-- Exercise goal --
Copy every record exactly, and keep the pictures out.

-- Material for this task --
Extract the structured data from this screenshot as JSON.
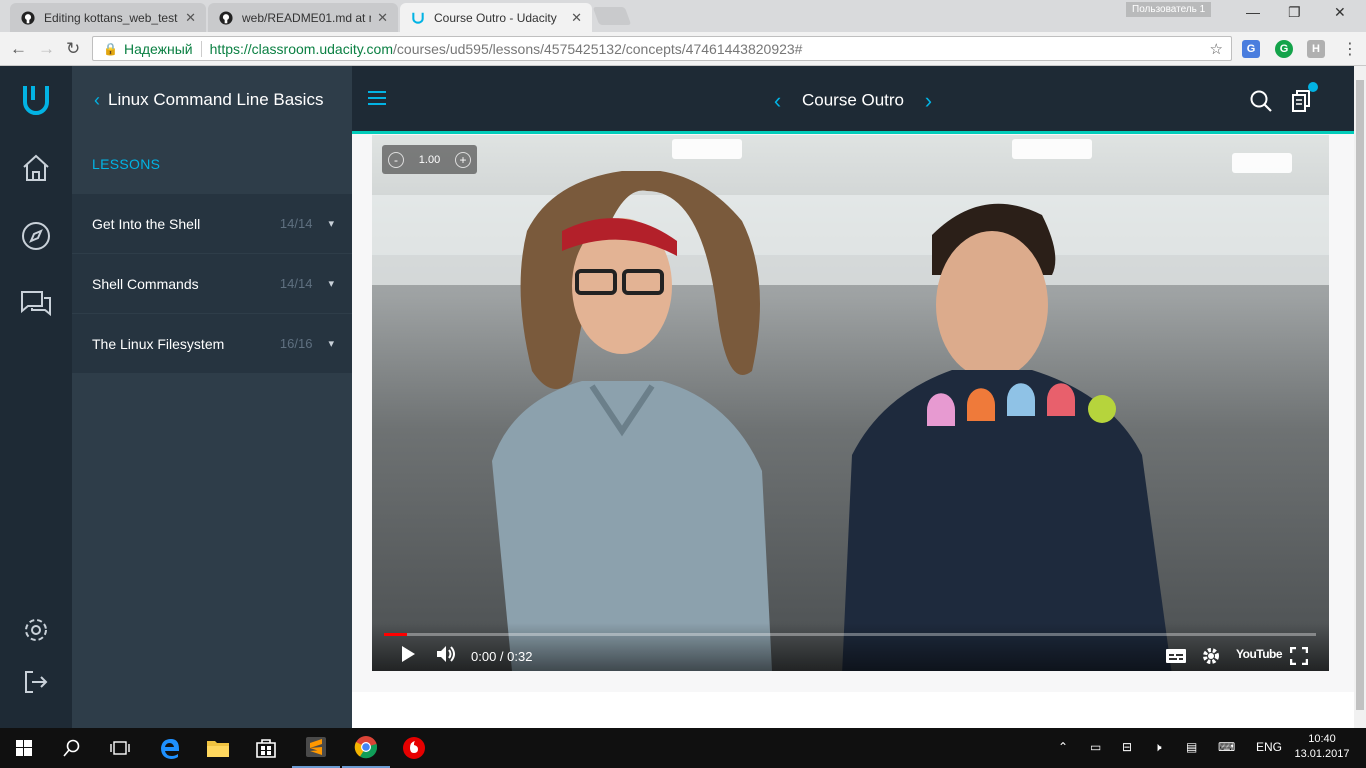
{
  "browser": {
    "tabs": [
      {
        "title": "Editing kottans_web_test",
        "icon": "github-icon"
      },
      {
        "title": "web/README01.md at m",
        "icon": "github-icon"
      },
      {
        "title": "Course Outro - Udacity",
        "icon": "udacity-icon",
        "active": true
      }
    ],
    "profile_label": "Пользователь 1",
    "secure_label": "Надежный",
    "url_host": "https://classroom.udacity.com",
    "url_path": "/courses/ud595/lessons/4575425132/concepts/47461443820923#",
    "extensions": [
      {
        "name": "google-translate-icon",
        "letter": "G",
        "color": "#4a7dde"
      },
      {
        "name": "grammarly-icon",
        "letter": "G",
        "color": "#14a34a"
      },
      {
        "name": "h-extension-icon",
        "letter": "H",
        "color": "#b0b0b0"
      }
    ]
  },
  "sidebar": {
    "course_title": "Linux Command Line Basics",
    "section_label": "LESSONS",
    "lessons": [
      {
        "name": "Get Into the Shell",
        "count": "14/14"
      },
      {
        "name": "Shell Commands",
        "count": "14/14"
      },
      {
        "name": "The Linux Filesystem",
        "count": "16/16"
      }
    ]
  },
  "topbar": {
    "concept_title": "Course Outro"
  },
  "video": {
    "speed": "1.00",
    "speed_minus": "-",
    "speed_plus": "+",
    "current_time": "0:00",
    "separator": " / ",
    "duration": "0:32",
    "progress_fraction": 0.025,
    "youtube_label": "YouTube"
  },
  "taskbar": {
    "language": "ENG",
    "time": "10:40",
    "date": "13.01.2017"
  },
  "colors": {
    "udacity_blue": "#02b3e4",
    "udacity_teal": "#02ccba",
    "rail_bg": "#1e2a35",
    "sidebar_bg": "#2e3d49"
  }
}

-- Result --
Extract the structured data from this screenshot as JSON.
{
  "browser": {
    "tabs": [
      {
        "title": "Editing kottans_web_test",
        "icon": "github-icon"
      },
      {
        "title": "web/README01.md at m",
        "icon": "github-icon"
      },
      {
        "title": "Course Outro - Udacity",
        "icon": "udacity-icon",
        "active": true
      }
    ],
    "profile_label": "Пользователь 1",
    "secure_label": "Надежный",
    "url_host": "https://classroom.udacity.com",
    "url_path": "/courses/ud595/lessons/4575425132/concepts/47461443820923#",
    "extensions": [
      {
        "name": "google-translate-icon",
        "letter": "G",
        "color": "#4a7dde"
      },
      {
        "name": "grammarly-icon",
        "letter": "G",
        "color": "#14a34a"
      },
      {
        "name": "h-extension-icon",
        "letter": "H",
        "color": "#b0b0b0"
      }
    ]
  },
  "sidebar": {
    "course_title": "Linux Command Line Basics",
    "section_label": "LESSONS",
    "lessons": [
      {
        "name": "Get Into the Shell",
        "count": "14/14"
      },
      {
        "name": "Shell Commands",
        "count": "14/14"
      },
      {
        "name": "The Linux Filesystem",
        "count": "16/16"
      }
    ]
  },
  "topbar": {
    "concept_title": "Course Outro"
  },
  "video": {
    "speed": "1.00",
    "speed_minus": "-",
    "speed_plus": "+",
    "current_time": "0:00",
    "separator": " / ",
    "duration": "0:32",
    "progress_fraction": 0.025,
    "youtube_label": "YouTube"
  },
  "taskbar": {
    "language": "ENG",
    "time": "10:40",
    "date": "13.01.2017"
  },
  "colors": {
    "udacity_blue": "#02b3e4",
    "udacity_teal": "#02ccba",
    "rail_bg": "#1e2a35",
    "sidebar_bg": "#2e3d49"
  }
}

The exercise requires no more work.